Task description: Give only the number of lines where "title" occurs.

================

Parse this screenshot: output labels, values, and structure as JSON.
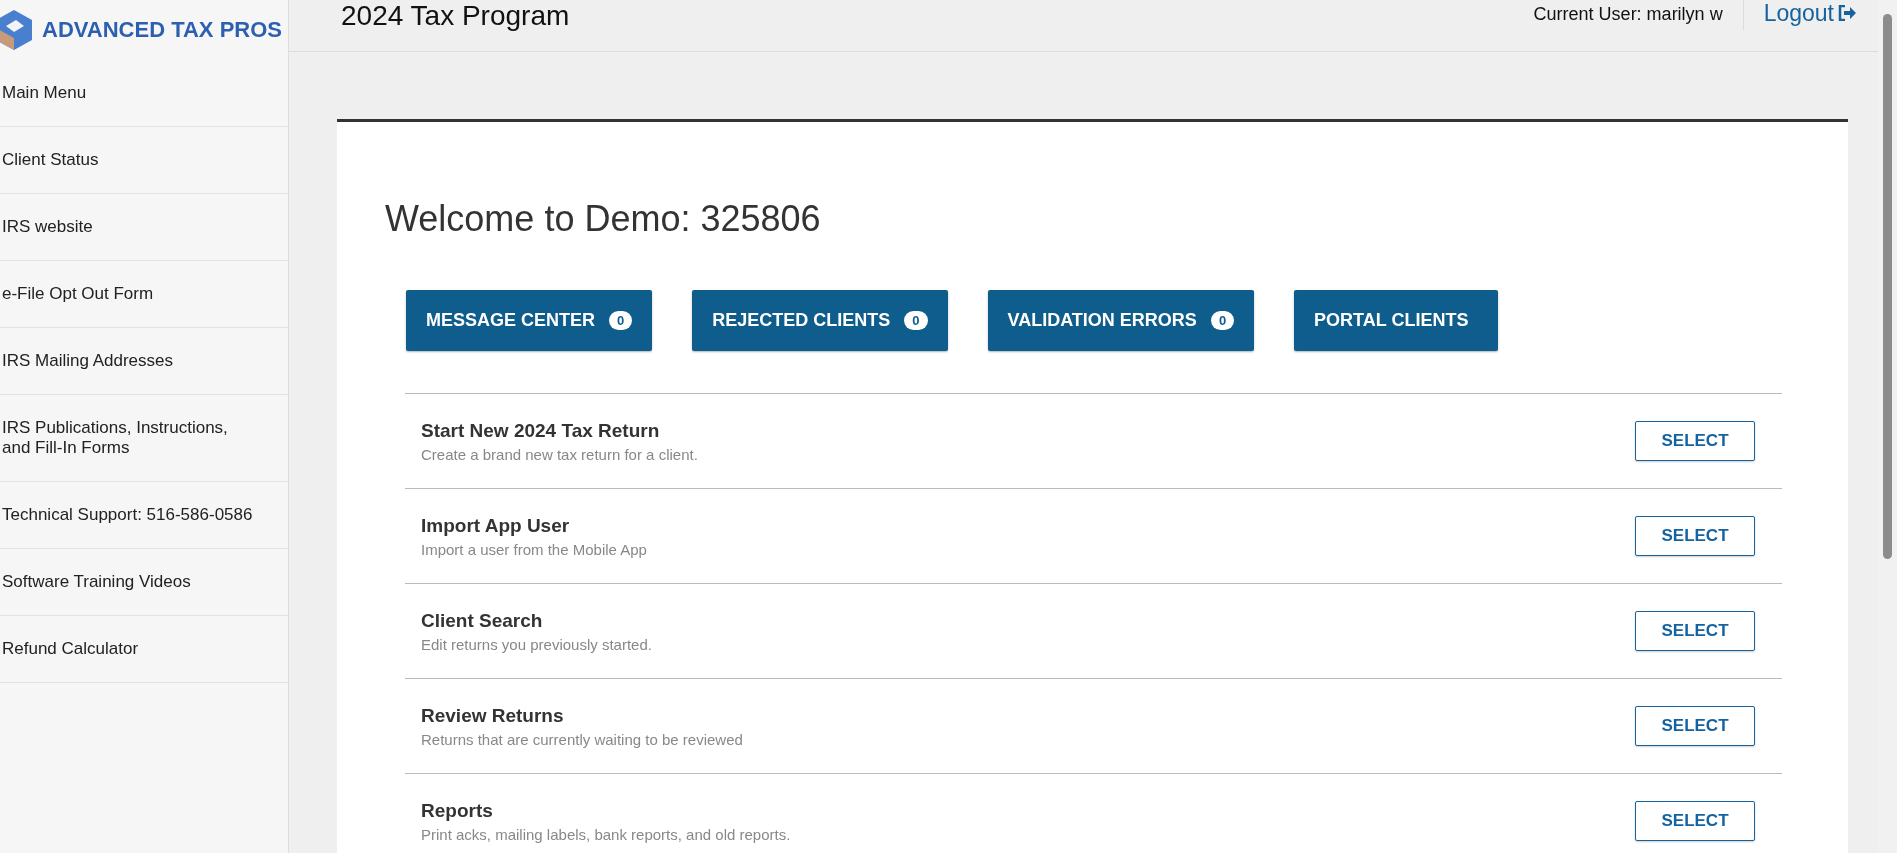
{
  "logo": {
    "text": "ADVANCED TAX PROS"
  },
  "sidebar": {
    "items": [
      {
        "label": "Main Menu"
      },
      {
        "label": "Client Status"
      },
      {
        "label": "IRS website"
      },
      {
        "label": "e-File Opt Out Form"
      },
      {
        "label": "IRS Mailing Addresses"
      },
      {
        "label": "IRS Publications, Instructions, and Fill-In Forms"
      },
      {
        "label": "Technical Support: 516-586-0586"
      },
      {
        "label": "Software Training Videos"
      },
      {
        "label": "Refund Calculator"
      }
    ]
  },
  "header": {
    "title": "2024 Tax Program",
    "current_user": "Current User: marilyn w",
    "logout": "Logout"
  },
  "welcome": "Welcome to Demo: 325806",
  "quick_buttons": [
    {
      "label": "MESSAGE CENTER",
      "count": "0"
    },
    {
      "label": "REJECTED CLIENTS",
      "count": "0"
    },
    {
      "label": "VALIDATION ERRORS",
      "count": "0"
    },
    {
      "label": "PORTAL CLIENTS"
    }
  ],
  "menu": [
    {
      "title": "Start New 2024 Tax Return",
      "description": "Create a brand new tax return for a client.",
      "button": "SELECT"
    },
    {
      "title": "Import App User",
      "description": "Import a user from the Mobile App",
      "button": "SELECT"
    },
    {
      "title": "Client Search",
      "description": "Edit returns you previously started.",
      "button": "SELECT"
    },
    {
      "title": "Review Returns",
      "description": "Returns that are currently waiting to be reviewed",
      "button": "SELECT"
    },
    {
      "title": "Reports",
      "description": "Print acks, mailing labels, bank reports, and old reports.",
      "button": "SELECT"
    }
  ]
}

================

Response to the exercise: 6